Exercise objective:
Copy each line of the records that holds the string "download".

Exercise input:

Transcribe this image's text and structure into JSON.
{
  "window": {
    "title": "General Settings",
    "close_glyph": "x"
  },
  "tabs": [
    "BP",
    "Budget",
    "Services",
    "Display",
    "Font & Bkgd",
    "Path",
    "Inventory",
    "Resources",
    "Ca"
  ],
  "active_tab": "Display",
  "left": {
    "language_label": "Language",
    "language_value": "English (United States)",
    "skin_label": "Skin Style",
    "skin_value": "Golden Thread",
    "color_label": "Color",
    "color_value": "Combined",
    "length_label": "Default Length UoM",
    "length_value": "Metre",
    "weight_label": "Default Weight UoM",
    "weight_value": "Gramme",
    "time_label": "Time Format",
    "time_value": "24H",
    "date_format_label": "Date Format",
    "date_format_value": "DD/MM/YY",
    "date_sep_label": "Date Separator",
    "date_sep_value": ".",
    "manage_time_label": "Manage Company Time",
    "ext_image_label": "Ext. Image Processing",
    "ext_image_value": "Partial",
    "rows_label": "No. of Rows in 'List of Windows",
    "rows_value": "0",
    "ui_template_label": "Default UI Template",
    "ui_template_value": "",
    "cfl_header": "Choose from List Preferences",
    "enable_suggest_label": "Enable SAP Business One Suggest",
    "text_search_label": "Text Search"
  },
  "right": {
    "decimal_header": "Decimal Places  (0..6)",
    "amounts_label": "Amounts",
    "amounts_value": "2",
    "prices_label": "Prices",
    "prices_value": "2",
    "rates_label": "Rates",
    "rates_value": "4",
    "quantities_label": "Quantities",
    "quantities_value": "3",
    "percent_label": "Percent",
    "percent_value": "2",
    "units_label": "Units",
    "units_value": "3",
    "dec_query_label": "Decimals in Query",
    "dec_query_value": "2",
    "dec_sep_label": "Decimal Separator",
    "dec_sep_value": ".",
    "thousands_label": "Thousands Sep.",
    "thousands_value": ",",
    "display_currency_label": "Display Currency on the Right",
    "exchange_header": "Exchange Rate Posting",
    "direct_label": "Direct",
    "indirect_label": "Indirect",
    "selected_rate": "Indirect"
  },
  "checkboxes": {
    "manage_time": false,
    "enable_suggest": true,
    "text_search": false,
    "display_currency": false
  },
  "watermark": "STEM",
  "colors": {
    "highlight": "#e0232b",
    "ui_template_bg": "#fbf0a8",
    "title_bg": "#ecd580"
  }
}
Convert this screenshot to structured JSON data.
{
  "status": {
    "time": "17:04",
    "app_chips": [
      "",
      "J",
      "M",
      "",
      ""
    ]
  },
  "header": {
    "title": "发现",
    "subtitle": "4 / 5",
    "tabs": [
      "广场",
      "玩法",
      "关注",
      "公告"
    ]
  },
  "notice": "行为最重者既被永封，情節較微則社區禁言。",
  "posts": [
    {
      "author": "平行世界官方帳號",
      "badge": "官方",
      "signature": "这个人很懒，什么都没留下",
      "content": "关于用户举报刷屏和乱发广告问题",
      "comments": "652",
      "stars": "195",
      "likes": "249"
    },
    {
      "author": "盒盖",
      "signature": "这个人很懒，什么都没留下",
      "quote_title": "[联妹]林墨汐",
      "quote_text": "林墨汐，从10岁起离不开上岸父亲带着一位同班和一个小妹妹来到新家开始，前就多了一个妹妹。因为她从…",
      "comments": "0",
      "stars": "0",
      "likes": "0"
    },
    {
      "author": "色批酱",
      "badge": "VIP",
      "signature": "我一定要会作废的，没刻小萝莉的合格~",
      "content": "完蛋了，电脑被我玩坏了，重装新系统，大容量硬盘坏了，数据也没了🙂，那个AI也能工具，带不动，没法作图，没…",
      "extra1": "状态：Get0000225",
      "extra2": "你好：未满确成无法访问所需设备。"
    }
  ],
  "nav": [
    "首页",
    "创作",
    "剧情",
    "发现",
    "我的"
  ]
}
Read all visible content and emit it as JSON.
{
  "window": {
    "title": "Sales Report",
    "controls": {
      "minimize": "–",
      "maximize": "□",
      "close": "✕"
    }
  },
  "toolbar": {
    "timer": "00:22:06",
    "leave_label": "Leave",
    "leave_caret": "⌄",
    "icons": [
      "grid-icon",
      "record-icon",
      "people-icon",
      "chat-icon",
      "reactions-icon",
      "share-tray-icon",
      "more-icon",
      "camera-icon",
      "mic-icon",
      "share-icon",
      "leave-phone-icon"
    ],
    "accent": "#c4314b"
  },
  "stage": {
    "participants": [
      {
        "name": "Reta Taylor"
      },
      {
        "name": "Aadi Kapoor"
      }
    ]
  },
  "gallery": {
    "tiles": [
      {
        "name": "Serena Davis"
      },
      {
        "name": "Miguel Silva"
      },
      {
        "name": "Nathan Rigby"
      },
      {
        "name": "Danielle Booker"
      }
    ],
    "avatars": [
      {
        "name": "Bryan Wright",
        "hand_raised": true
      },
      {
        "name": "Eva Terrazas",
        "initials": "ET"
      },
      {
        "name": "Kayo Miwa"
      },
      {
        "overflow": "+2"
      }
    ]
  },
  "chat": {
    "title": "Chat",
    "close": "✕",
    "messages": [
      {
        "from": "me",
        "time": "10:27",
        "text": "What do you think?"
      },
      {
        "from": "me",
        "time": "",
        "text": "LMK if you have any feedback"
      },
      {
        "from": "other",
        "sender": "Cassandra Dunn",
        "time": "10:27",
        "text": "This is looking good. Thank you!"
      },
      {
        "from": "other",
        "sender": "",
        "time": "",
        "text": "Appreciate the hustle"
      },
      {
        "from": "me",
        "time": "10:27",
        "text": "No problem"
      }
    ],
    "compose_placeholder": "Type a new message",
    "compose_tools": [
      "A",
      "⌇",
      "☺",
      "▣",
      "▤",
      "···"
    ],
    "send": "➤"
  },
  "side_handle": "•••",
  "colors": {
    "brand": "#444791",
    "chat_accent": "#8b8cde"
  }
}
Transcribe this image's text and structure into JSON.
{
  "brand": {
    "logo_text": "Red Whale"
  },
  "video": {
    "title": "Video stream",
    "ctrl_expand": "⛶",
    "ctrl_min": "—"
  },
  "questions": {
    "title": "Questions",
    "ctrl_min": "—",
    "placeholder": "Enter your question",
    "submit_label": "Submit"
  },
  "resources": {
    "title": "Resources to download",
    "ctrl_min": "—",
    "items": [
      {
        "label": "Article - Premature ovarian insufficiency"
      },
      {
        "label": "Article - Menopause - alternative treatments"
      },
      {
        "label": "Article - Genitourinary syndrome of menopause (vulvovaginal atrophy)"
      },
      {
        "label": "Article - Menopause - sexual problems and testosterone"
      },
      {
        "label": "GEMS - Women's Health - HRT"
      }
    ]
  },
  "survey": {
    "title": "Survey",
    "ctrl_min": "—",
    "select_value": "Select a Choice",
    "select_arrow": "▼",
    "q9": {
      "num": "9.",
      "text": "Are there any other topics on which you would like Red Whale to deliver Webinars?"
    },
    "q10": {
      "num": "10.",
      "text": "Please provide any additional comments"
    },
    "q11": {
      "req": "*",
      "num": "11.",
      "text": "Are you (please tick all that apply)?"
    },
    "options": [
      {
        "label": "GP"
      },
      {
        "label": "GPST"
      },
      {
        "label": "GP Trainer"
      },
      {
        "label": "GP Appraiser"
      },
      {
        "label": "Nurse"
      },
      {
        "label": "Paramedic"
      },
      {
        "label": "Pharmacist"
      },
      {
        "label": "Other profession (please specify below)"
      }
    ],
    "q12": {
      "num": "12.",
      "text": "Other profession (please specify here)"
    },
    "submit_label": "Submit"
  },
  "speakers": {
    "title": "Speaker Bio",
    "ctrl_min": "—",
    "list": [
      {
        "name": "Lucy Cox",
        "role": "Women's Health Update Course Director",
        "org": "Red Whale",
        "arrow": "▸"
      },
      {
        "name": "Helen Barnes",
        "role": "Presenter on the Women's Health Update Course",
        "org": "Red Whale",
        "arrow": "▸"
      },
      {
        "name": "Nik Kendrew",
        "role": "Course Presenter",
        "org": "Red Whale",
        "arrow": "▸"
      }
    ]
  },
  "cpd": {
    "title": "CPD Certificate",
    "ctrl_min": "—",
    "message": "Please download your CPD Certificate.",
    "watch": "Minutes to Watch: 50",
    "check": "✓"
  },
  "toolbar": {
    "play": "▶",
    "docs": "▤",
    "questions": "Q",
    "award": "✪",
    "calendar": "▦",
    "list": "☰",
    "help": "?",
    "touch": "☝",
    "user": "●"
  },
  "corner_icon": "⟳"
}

Result of the task:
    "title": "Resources to download",
    "message": "Please download your CPD Certificate.",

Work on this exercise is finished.